◆ **EXERCISE**
Among the entries that follow, how many lines contain the string "maternalen"? Answer with that number only.

*** Opening INPUT FOR THIS TASK ***

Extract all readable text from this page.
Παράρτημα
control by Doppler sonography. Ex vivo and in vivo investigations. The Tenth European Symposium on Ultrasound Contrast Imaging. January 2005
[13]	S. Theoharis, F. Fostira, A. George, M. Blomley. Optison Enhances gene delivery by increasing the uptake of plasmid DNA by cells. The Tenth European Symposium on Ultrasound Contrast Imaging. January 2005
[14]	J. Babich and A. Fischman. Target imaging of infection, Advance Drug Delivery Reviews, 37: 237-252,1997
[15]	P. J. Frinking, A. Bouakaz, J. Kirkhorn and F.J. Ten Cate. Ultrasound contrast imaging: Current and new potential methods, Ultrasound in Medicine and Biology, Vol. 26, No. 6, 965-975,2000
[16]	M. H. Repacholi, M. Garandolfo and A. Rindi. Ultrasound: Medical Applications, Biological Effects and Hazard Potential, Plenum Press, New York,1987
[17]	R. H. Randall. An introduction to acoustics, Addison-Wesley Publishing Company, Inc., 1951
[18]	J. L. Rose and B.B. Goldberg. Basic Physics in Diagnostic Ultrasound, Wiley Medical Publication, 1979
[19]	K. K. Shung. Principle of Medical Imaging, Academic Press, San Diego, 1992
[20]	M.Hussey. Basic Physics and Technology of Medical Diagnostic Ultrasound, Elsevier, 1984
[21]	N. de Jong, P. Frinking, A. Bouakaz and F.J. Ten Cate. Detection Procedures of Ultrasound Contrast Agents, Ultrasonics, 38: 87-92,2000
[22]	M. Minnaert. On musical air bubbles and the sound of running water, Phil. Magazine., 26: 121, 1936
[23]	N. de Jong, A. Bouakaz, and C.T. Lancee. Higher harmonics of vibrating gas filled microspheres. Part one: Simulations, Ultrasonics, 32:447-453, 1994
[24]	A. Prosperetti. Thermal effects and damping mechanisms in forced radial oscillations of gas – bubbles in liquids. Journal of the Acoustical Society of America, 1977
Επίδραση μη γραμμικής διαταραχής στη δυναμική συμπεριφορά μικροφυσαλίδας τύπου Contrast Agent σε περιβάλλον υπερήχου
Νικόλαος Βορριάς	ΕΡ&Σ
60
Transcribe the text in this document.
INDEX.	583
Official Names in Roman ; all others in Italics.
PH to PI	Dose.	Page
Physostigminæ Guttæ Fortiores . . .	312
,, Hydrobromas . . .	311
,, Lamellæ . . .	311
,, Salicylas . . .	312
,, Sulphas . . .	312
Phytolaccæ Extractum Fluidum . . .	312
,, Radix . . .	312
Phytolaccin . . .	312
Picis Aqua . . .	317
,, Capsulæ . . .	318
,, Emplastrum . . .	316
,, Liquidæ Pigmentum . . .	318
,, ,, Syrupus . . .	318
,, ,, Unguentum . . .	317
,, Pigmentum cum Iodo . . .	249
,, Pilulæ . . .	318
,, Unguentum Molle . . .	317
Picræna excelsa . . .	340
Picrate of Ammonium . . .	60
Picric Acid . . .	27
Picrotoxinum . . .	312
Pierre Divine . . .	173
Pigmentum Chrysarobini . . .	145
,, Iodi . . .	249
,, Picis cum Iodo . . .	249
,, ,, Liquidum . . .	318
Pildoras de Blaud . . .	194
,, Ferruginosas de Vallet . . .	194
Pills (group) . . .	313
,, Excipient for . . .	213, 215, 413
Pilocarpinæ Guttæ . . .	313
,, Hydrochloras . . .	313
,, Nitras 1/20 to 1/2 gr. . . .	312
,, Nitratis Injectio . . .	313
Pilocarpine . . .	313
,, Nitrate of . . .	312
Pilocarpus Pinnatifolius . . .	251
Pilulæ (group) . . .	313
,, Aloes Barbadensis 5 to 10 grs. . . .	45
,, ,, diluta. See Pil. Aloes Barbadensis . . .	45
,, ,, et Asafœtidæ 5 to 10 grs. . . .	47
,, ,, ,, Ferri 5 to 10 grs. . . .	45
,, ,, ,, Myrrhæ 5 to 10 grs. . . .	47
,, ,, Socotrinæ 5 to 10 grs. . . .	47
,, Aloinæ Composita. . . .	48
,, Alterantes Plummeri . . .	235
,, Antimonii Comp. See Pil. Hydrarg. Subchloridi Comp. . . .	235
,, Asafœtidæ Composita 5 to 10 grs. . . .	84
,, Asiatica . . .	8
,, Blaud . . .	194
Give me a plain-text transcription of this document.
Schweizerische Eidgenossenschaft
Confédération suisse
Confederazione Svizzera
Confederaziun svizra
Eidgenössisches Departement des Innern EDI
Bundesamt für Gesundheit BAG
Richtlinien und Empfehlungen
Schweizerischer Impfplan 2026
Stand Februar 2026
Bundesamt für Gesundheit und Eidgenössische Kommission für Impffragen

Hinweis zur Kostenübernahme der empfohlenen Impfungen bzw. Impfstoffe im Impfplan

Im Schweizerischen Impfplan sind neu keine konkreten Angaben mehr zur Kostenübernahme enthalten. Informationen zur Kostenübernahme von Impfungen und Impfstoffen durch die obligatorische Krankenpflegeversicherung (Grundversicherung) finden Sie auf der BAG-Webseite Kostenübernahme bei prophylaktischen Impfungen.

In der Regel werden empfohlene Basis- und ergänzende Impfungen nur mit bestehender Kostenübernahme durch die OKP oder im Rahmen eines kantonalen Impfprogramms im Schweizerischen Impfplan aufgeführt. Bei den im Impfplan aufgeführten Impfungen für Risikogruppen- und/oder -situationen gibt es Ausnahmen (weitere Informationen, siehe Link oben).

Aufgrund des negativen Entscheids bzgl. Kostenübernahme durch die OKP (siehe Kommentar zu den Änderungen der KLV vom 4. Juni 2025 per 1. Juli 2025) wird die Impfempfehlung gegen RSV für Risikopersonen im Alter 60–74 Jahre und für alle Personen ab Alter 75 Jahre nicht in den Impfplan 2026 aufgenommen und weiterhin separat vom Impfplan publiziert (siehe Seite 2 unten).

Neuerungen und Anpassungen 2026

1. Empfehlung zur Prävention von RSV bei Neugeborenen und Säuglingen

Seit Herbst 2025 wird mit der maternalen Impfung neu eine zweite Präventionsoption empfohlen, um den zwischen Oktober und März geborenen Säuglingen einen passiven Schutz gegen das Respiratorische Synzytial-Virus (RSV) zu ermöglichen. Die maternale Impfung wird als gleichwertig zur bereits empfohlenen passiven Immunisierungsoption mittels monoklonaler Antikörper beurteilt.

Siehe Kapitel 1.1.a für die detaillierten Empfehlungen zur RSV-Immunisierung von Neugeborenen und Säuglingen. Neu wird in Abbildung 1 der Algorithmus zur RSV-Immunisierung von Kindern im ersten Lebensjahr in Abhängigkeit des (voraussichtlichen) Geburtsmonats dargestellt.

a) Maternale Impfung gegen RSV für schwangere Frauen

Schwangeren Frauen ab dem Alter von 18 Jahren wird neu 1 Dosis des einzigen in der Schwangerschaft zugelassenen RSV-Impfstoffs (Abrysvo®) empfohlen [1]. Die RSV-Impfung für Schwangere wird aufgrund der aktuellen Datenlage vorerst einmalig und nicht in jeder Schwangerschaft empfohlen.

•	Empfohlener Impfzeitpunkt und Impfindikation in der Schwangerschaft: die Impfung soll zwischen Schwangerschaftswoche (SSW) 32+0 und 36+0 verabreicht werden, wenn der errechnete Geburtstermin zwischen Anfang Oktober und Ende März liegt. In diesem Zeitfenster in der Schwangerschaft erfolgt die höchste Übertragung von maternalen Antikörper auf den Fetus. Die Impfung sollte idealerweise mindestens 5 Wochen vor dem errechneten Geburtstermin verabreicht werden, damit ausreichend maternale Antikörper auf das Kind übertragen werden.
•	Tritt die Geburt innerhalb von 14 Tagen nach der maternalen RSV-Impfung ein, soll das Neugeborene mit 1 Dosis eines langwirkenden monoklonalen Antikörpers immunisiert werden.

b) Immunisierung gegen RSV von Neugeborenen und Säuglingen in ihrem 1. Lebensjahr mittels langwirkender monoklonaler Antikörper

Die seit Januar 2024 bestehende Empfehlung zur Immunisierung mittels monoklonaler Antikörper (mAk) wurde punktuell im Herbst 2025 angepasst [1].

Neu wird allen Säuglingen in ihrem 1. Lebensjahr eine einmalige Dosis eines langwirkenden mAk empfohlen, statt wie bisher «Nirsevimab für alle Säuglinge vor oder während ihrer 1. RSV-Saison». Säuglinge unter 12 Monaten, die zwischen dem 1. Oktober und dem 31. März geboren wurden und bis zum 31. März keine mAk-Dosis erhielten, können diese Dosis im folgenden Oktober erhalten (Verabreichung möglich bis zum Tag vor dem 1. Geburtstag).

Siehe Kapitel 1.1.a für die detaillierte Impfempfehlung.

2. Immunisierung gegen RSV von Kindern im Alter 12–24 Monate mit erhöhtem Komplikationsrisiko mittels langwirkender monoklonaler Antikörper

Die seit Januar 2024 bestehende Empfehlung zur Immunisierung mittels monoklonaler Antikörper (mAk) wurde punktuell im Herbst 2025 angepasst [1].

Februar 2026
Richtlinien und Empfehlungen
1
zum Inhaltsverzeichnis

*** Closing INPUT FOR THIS TASK ***

◆ **SOLVED EXERCISE**
3